[Part of a data file]
============================================================

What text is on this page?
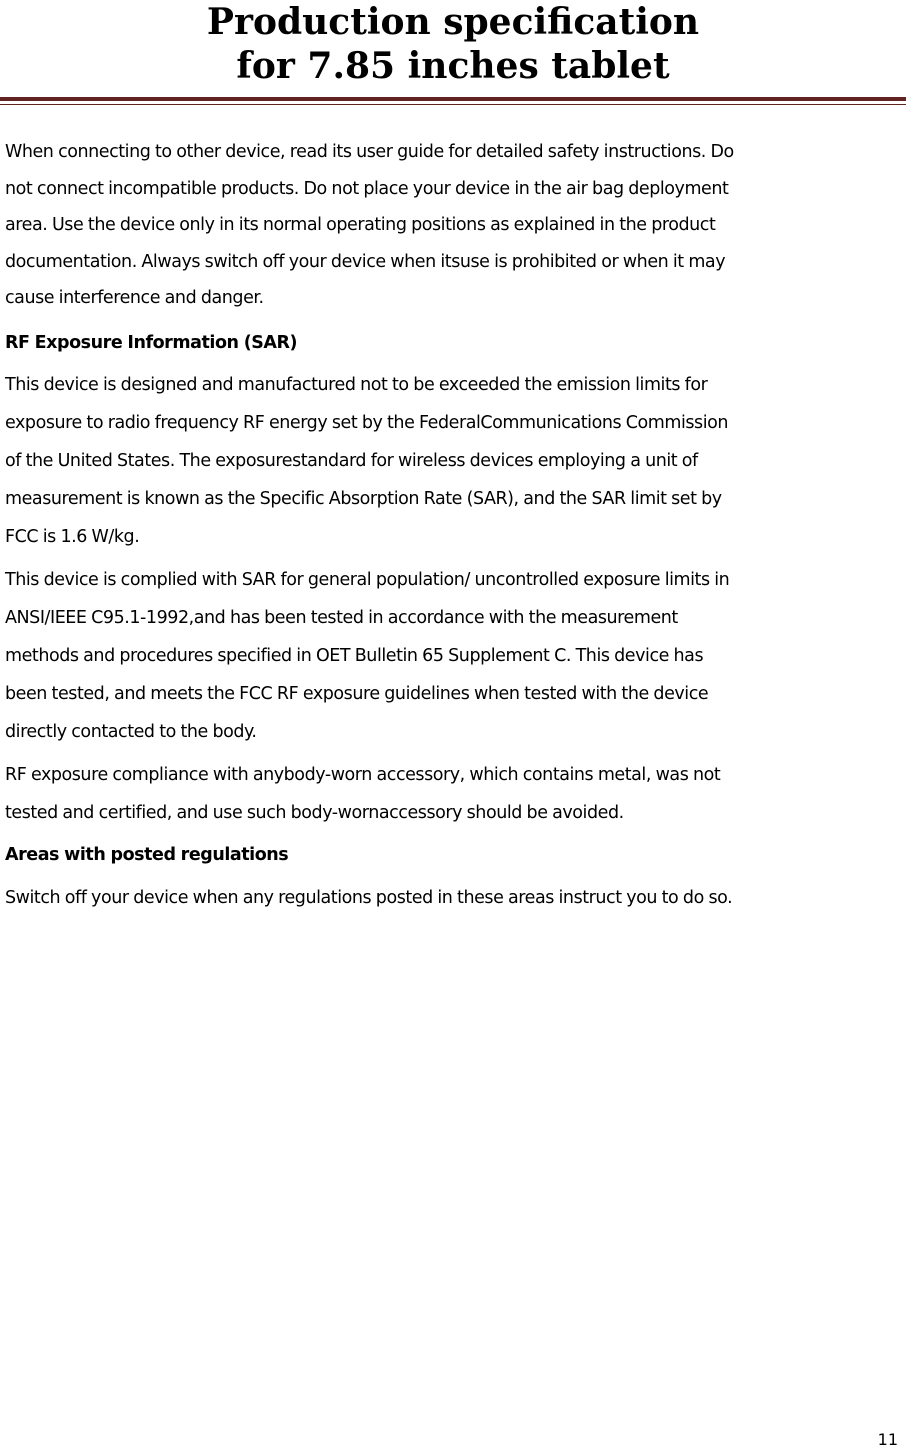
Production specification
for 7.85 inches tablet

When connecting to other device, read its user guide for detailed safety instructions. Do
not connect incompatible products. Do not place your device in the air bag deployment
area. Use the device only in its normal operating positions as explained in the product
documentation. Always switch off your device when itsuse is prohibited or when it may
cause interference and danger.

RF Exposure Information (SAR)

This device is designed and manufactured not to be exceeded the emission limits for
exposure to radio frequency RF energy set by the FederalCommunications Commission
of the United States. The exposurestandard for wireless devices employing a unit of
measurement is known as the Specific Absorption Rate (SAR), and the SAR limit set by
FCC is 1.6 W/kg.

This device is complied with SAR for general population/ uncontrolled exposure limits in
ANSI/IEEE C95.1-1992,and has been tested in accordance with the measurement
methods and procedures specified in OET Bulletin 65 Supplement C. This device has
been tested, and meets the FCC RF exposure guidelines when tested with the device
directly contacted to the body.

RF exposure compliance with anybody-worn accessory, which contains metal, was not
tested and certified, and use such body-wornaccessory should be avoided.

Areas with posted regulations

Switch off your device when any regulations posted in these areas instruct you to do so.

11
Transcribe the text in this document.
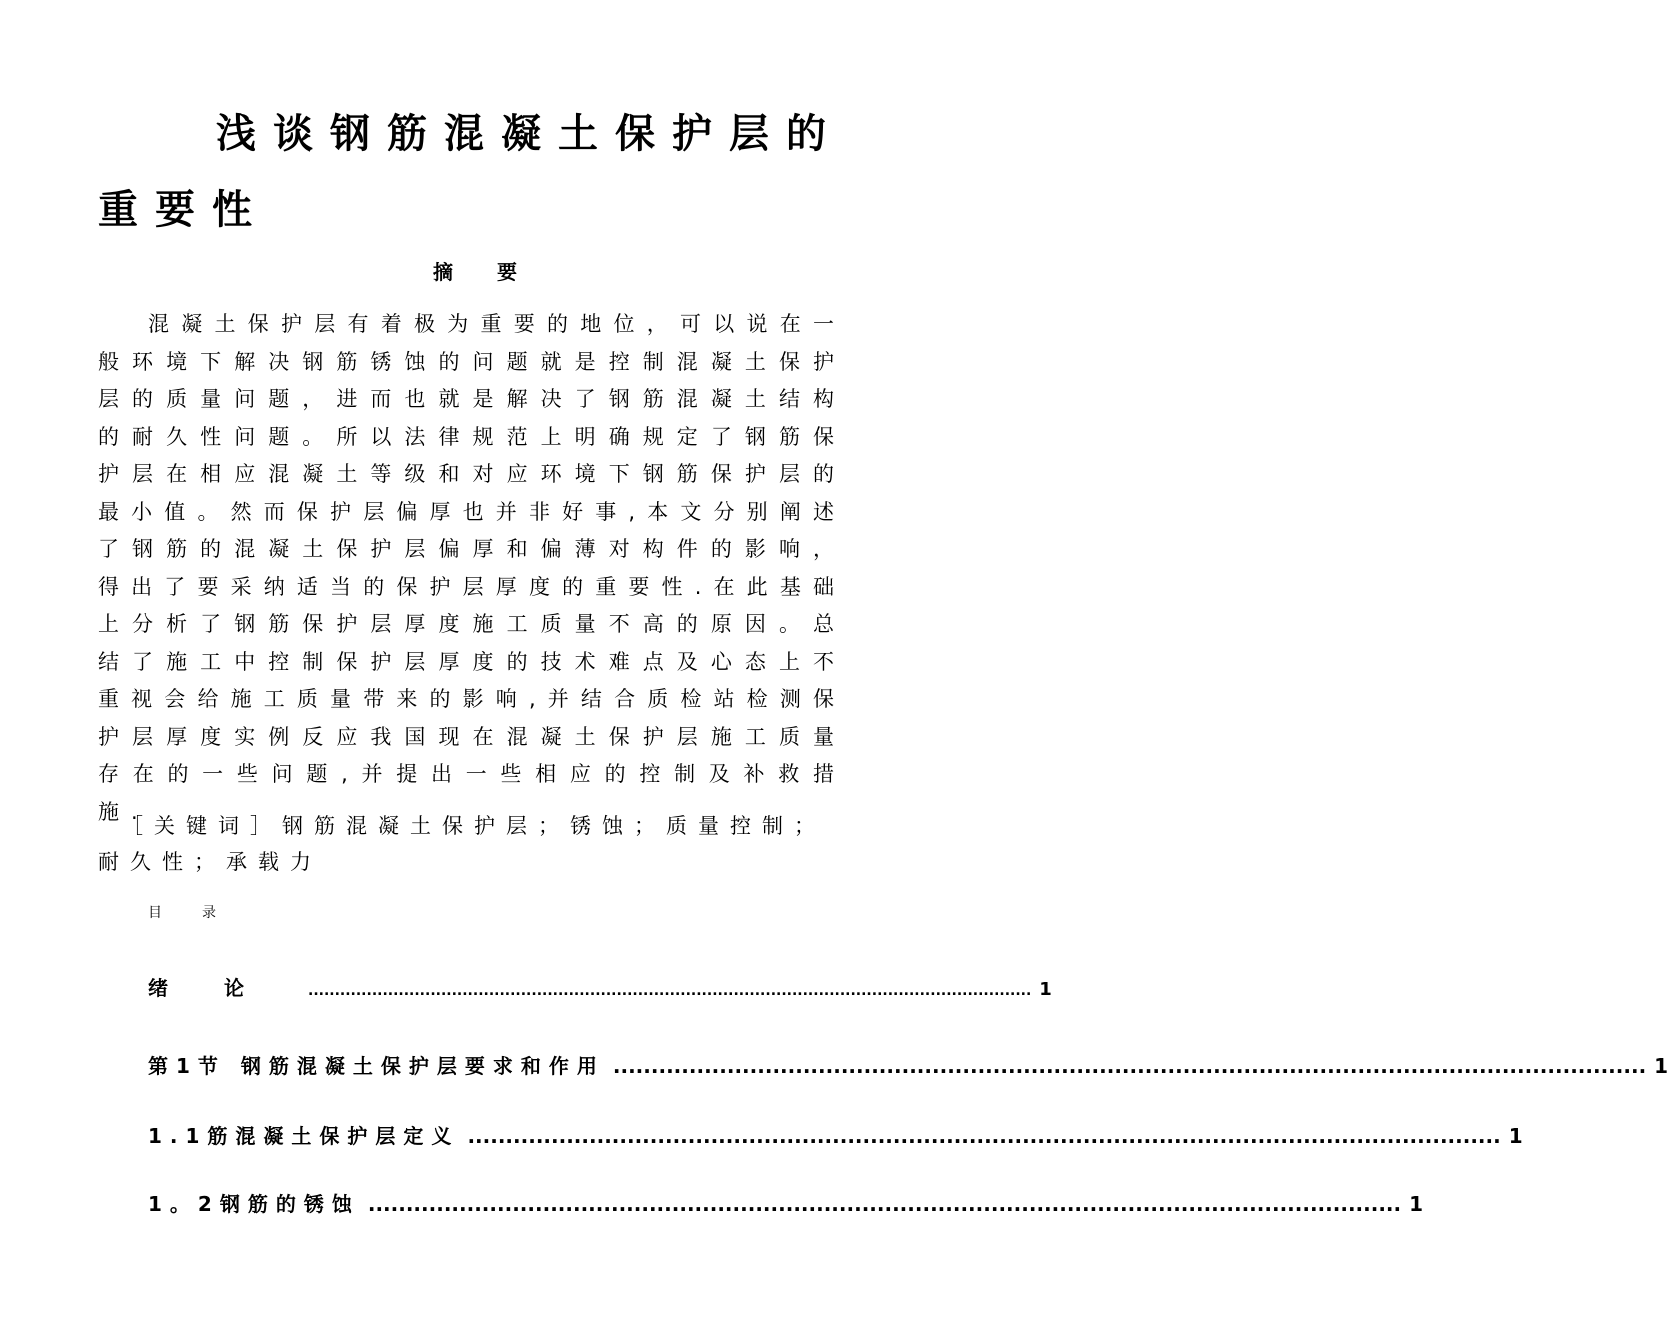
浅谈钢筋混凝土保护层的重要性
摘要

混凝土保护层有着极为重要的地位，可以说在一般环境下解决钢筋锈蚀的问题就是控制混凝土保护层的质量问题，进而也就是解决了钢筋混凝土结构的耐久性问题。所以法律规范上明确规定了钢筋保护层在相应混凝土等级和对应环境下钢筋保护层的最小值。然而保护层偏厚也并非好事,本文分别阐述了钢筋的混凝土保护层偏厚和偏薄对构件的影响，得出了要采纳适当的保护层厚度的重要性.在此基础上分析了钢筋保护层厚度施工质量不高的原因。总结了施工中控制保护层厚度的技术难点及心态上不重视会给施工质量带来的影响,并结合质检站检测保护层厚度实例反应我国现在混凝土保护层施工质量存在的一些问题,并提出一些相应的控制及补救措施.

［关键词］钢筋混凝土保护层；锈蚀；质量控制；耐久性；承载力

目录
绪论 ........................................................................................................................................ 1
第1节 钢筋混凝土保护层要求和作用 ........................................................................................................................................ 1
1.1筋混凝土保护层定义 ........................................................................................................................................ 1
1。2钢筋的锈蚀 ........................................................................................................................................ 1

============================================================

REQUIRED TASK => Take the records above from the line with "Transcribe the text in this document." down to their last line and please copy those lines exactly, without the pictures.

CORRECT RESPONSE =>
Transcribe the text in this document.
浅谈钢筋混凝土保护层的重要性
摘要

混凝土保护层有着极为重要的地位，可以说在一般环境下解决钢筋锈蚀的问题就是控制混凝土保护层的质量问题，进而也就是解决了钢筋混凝土结构的耐久性问题。所以法律规范上明确规定了钢筋保护层在相应混凝土等级和对应环境下钢筋保护层的最小值。然而保护层偏厚也并非好事,本文分别阐述了钢筋的混凝土保护层偏厚和偏薄对构件的影响，得出了要采纳适当的保护层厚度的重要性.在此基础上分析了钢筋保护层厚度施工质量不高的原因。总结了施工中控制保护层厚度的技术难点及心态上不重视会给施工质量带来的影响,并结合质检站检测保护层厚度实例反应我国现在混凝土保护层施工质量存在的一些问题,并提出一些相应的控制及补救措施.

［关键词］钢筋混凝土保护层；锈蚀；质量控制；耐久性；承载力

目录
绪论 ........................................................................................................................................ 1
第1节 钢筋混凝土保护层要求和作用 ........................................................................................................................................ 1
1.1筋混凝土保护层定义 ........................................................................................................................................ 1
1。2钢筋的锈蚀 ........................................................................................................................................ 1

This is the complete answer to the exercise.